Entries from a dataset
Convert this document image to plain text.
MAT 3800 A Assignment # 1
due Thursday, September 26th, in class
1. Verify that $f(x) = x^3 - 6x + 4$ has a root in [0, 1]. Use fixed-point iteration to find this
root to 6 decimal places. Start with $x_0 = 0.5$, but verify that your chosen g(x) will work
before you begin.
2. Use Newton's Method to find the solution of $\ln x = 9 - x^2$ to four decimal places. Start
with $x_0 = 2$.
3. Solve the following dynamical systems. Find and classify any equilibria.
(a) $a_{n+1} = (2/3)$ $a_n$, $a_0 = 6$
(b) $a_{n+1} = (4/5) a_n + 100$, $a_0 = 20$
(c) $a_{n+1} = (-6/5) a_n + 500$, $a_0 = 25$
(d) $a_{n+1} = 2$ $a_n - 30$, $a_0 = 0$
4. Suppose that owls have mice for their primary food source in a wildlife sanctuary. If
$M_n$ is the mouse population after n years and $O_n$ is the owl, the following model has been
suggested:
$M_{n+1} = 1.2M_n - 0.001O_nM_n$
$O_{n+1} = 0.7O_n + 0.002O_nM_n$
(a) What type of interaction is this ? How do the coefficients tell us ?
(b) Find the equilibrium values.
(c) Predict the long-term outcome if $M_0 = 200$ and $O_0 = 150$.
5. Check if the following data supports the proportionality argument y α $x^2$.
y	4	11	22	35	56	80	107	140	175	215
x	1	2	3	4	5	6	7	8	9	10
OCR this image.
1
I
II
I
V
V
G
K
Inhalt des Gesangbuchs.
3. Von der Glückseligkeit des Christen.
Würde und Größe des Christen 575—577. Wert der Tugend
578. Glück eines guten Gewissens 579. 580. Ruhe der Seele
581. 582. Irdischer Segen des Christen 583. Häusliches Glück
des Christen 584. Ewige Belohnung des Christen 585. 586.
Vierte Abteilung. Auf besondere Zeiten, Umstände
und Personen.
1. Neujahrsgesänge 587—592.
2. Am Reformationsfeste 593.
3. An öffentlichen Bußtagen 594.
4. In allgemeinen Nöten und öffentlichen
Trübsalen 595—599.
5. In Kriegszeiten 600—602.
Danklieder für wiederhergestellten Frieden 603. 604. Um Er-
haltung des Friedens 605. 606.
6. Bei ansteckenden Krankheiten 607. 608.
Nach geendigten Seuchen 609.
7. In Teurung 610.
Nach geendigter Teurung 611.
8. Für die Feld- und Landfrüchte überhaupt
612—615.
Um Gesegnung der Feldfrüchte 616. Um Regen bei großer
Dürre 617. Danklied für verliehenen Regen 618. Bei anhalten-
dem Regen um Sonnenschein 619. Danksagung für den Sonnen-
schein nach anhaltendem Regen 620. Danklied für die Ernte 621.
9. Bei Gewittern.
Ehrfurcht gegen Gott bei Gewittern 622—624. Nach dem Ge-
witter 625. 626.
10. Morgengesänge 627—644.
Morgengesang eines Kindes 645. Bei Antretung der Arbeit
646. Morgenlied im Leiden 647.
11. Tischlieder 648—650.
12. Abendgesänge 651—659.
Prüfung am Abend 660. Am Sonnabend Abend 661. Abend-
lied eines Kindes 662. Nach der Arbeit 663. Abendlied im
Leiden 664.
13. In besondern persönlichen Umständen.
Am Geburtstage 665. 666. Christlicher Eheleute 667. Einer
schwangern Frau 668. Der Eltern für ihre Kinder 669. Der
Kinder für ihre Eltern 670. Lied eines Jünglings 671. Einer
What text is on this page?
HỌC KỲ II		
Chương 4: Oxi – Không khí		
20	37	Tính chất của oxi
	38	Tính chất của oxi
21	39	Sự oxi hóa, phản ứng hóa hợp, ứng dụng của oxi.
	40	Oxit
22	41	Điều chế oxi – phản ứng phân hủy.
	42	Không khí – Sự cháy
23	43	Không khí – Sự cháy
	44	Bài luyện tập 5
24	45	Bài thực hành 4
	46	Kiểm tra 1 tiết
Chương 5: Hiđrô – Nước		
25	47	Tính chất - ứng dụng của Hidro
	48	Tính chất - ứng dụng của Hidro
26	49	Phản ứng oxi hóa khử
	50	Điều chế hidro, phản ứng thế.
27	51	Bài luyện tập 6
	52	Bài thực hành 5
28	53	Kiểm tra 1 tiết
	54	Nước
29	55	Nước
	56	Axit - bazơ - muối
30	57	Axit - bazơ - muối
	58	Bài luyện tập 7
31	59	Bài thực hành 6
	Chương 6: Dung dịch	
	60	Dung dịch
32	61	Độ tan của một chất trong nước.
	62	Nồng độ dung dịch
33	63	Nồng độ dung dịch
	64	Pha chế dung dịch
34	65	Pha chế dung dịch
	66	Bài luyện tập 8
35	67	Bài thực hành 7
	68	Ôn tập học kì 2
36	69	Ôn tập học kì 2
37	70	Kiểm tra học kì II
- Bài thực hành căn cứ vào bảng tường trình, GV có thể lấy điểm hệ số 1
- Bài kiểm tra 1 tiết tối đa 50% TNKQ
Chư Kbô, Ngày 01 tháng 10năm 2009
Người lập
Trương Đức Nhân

- _Exercise_:
Count the lines in the records above that contain the word "hành", and give only that number.

- _The completed task_:
5